Set task.
Entries follow. Set all of them down as they stand.

[Dataset rows]
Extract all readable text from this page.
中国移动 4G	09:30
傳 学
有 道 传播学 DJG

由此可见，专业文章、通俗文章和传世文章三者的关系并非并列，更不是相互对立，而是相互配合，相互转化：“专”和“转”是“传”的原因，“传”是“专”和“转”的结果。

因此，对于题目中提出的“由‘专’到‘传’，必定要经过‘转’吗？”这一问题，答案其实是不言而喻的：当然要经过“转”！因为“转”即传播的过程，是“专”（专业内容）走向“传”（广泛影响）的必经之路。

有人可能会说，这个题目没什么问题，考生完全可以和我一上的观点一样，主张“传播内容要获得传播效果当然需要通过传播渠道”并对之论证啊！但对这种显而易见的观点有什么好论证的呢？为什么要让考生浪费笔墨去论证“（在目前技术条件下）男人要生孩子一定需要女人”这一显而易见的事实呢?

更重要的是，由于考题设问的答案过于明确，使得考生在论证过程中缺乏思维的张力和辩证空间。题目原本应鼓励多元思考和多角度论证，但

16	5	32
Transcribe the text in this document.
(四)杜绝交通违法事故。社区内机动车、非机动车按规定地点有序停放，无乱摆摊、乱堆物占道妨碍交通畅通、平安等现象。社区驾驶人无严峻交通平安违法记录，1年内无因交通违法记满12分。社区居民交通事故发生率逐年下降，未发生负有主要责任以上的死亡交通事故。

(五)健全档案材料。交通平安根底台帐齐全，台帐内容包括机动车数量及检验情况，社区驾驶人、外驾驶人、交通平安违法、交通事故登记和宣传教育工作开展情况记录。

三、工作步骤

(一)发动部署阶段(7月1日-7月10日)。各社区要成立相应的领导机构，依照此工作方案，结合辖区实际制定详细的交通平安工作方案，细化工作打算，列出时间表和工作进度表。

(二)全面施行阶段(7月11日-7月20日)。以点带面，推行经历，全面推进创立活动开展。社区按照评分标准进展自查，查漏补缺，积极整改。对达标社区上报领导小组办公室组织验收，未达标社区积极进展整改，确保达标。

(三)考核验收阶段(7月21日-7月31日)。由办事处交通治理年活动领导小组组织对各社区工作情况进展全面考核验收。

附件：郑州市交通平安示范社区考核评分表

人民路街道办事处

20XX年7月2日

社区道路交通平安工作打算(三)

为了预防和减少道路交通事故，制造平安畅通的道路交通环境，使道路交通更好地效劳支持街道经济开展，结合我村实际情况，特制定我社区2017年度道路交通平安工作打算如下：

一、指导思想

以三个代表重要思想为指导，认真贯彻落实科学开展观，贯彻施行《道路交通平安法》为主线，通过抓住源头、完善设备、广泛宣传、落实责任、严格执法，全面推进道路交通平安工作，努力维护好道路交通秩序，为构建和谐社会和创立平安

Solution for this exercise.
Extract all readable text from this page.
中国移动 4G	09:30
傳 学
有 道 传播学 DJG

由此可见，专业文章、通俗文章和传世文章三者的关系并非并列，更不是相互对立，而是相互配合，相互转化：“专”和“转”是“传”的原因，“传”是“专”和“转”的结果。

因此，对于题目中提出的“由‘专’到‘传’，必定要经过‘转’吗？”这一问题，答案其实是不言而喻的：当然要经过“转”！因为“转”即传播的过程，是“专”（专业内容）走向“传”（广泛影响）的必经之路。

有人可能会说，这个题目没什么问题，考生完全可以和我一上的观点一样，主张“传播内容要获得传播效果当然需要通过传播渠道”并对之论证啊！但对这种显而易见的观点有什么好论证的呢？为什么要让考生浪费笔墨去论证“（在目前技术条件下）男人要生孩子一定需要女人”这一显而易见的事实呢?

更重要的是，由于考题设问的答案过于明确，使得考生在论证过程中缺乏思维的张力和辩证空间。题目原本应鼓励多元思考和多角度论证，但

16	5	32
Transcribe the text in this document.
(四)杜绝交通违法事故。社区内机动车、非机动车按规定地点有序停放，无乱摆摊、乱堆物占道妨碍交通畅通、平安等现象。社区驾驶人无严峻交通平安违法记录，1年内无因交通违法记满12分。社区居民交通事故发生率逐年下降，未发生负有主要责任以上的死亡交通事故。

(五)健全档案材料。交通平安根底台帐齐全，台帐内容包括机动车数量及检验情况，社区驾驶人、外驾驶人、交通平安违法、交通事故登记和宣传教育工作开展情况记录。

三、工作步骤

(一)发动部署阶段(7月1日-7月10日)。各社区要成立相应的领导机构，依照此工作方案，结合辖区实际制定详细的交通平安工作方案，细化工作打算，列出时间表和工作进度表。

(二)全面施行阶段(7月11日-7月20日)。以点带面，推行经历，全面推进创立活动开展。社区按照评分标准进展自查，查漏补缺，积极整改。对达标社区上报领导小组办公室组织验收，未达标社区积极进展整改，确保达标。

(三)考核验收阶段(7月21日-7月31日)。由办事处交通治理年活动领导小组组织对各社区工作情况进展全面考核验收。

附件：郑州市交通平安示范社区考核评分表

人民路街道办事处

20XX年7月2日

社区道路交通平安工作打算(三)

为了预防和减少道路交通事故，制造平安畅通的道路交通环境，使道路交通更好地效劳支持街道经济开展，结合我村实际情况，特制定我社区2017年度道路交通平安工作打算如下：

一、指导思想

以三个代表重要思想为指导，认真贯彻落实科学开展观，贯彻施行《道路交通平安法》为主线，通过抓住源头、完善设备、广泛宣传、落实责任、严格执法，全面推进道路交通平安工作，努力维护好道路交通秩序，为构建和谐社会和创立平安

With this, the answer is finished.